### STATED EXERCISE:
Extract all lines that hold "области" from the records below.

### GIVEN RECORDS:

^^^^^^^^

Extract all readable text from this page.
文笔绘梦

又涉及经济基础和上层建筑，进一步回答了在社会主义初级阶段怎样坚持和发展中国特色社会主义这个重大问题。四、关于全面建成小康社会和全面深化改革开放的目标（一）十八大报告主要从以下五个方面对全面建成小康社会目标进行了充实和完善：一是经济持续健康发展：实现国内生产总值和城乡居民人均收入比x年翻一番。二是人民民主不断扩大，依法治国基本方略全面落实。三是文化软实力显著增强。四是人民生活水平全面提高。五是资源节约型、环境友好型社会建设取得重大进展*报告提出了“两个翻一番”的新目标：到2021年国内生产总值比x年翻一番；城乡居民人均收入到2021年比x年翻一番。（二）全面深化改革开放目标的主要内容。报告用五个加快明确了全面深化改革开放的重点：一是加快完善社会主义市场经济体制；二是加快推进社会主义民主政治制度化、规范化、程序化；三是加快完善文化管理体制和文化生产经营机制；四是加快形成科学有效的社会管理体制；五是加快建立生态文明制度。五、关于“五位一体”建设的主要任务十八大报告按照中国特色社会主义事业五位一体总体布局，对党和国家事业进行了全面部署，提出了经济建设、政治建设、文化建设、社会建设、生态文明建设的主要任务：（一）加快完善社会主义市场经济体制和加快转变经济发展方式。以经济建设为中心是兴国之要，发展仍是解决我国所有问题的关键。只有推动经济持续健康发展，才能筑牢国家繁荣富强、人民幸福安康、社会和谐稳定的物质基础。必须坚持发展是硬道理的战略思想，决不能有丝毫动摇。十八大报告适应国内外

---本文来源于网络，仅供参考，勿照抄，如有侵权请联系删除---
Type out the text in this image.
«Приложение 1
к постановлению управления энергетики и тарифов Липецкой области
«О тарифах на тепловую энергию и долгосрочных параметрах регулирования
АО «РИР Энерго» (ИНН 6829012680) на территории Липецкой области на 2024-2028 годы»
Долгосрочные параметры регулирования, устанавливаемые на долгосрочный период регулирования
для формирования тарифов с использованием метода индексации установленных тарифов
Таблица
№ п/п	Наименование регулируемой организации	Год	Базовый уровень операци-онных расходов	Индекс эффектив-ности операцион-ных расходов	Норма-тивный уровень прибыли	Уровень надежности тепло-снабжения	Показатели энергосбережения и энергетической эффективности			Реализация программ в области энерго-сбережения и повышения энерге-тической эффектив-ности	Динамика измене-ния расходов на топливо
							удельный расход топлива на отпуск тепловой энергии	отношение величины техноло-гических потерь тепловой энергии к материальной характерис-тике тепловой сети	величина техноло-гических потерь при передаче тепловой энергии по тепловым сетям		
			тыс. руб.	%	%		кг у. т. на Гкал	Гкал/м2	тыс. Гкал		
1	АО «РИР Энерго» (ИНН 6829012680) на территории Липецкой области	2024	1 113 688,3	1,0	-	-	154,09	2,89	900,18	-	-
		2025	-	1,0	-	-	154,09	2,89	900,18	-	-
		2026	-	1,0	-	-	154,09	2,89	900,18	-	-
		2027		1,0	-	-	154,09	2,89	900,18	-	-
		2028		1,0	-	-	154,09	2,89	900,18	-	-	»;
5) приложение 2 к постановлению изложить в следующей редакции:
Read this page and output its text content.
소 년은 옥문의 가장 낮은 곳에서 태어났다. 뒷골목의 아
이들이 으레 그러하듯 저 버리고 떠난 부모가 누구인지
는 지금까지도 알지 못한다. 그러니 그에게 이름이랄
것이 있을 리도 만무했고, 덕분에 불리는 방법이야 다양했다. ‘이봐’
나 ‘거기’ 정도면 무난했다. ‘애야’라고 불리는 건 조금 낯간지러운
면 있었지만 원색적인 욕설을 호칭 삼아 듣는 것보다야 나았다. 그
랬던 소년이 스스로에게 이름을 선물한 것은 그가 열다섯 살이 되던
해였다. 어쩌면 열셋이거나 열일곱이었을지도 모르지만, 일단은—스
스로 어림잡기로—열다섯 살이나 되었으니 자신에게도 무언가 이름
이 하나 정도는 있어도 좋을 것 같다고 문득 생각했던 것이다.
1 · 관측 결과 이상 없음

^^^^^^^^

### ANSWER TO THE PROBLEM:
к постановлению управления энергетики и тарифов Липецкой области
АО «РИР Энерго» (ИНН 6829012680) на территории Липецкой области на 2024-2028 годы»
№ п/п	Наименование регулируемой организации	Год	Базовый уровень операци-онных расходов	Индекс эффектив-ности операцион-ных расходов	Норма-тивный уровень прибыли	Уровень надежности тепло-снабжения	Показатели энергосбережения и энергетической эффективности			Реализация программ в области энерго-сбережения и повышения энерге-тической эффектив-ности	Динамика измене-ния расходов на топливо
1	АО «РИР Энерго» (ИНН 6829012680) на территории Липецкой области	2024	1 113 688,3	1,0	-	-	154,09	2,89	900,18	-	-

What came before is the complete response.